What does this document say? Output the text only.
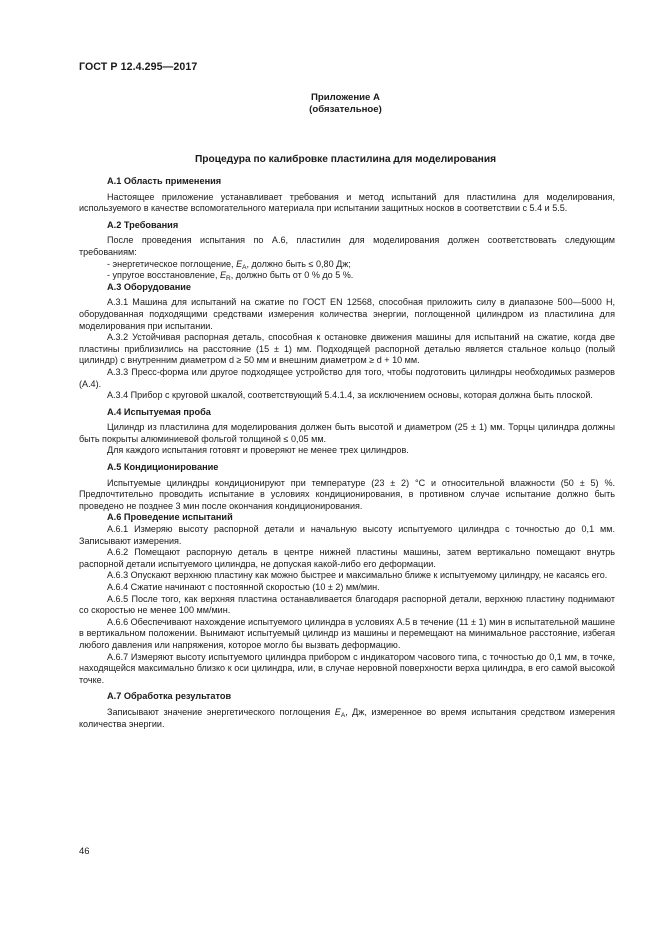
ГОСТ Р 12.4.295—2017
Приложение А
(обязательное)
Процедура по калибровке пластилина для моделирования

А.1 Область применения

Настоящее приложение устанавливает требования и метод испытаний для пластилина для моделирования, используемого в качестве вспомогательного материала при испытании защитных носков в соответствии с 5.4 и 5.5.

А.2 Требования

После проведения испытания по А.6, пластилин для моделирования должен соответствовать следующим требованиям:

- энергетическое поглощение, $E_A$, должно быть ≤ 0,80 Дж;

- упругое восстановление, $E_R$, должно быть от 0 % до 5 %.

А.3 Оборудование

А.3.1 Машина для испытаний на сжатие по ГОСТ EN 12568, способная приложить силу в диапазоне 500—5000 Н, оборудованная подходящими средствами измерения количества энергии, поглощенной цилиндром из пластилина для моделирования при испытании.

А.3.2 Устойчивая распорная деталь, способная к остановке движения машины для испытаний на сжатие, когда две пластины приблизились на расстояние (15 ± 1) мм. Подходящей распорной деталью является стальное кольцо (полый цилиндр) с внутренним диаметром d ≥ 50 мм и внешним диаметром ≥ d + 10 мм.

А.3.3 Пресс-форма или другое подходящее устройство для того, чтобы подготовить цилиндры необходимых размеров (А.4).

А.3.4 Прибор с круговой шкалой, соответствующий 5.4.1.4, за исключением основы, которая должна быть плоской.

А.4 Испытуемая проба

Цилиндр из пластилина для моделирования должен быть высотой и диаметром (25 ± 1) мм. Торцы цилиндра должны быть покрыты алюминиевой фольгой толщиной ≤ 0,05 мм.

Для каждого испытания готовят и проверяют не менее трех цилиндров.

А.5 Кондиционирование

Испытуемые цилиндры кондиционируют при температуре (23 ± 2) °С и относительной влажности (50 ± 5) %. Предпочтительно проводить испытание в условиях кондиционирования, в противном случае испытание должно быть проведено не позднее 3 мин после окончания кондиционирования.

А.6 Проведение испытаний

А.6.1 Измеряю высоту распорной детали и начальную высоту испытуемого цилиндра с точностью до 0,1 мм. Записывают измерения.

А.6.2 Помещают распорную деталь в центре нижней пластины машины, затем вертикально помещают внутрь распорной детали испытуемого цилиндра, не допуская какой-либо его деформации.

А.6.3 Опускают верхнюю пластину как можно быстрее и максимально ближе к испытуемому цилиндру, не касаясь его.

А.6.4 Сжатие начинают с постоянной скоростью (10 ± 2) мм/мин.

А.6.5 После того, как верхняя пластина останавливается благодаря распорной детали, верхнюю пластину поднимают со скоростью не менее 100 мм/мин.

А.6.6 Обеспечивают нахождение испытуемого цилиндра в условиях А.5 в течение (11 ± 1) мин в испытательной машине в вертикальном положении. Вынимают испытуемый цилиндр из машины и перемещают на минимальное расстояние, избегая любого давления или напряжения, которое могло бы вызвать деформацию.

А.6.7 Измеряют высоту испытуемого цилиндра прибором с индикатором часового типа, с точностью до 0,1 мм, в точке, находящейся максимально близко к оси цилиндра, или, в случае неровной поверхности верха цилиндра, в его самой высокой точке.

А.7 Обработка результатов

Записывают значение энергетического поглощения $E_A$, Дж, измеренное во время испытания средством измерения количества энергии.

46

────────────────

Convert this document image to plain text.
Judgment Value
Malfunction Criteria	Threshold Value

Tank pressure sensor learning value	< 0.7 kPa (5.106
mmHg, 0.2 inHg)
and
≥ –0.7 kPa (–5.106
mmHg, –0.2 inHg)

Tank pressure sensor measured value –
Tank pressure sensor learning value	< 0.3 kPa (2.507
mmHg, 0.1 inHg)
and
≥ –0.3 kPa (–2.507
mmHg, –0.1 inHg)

────────────────

Show every line above in which the word "mmHg" occurs.

◆ The answer
mmHg, 0.2 inHg)
mmHg, –0.2 inHg)
mmHg, 0.1 inHg)
mmHg, –0.1 inHg)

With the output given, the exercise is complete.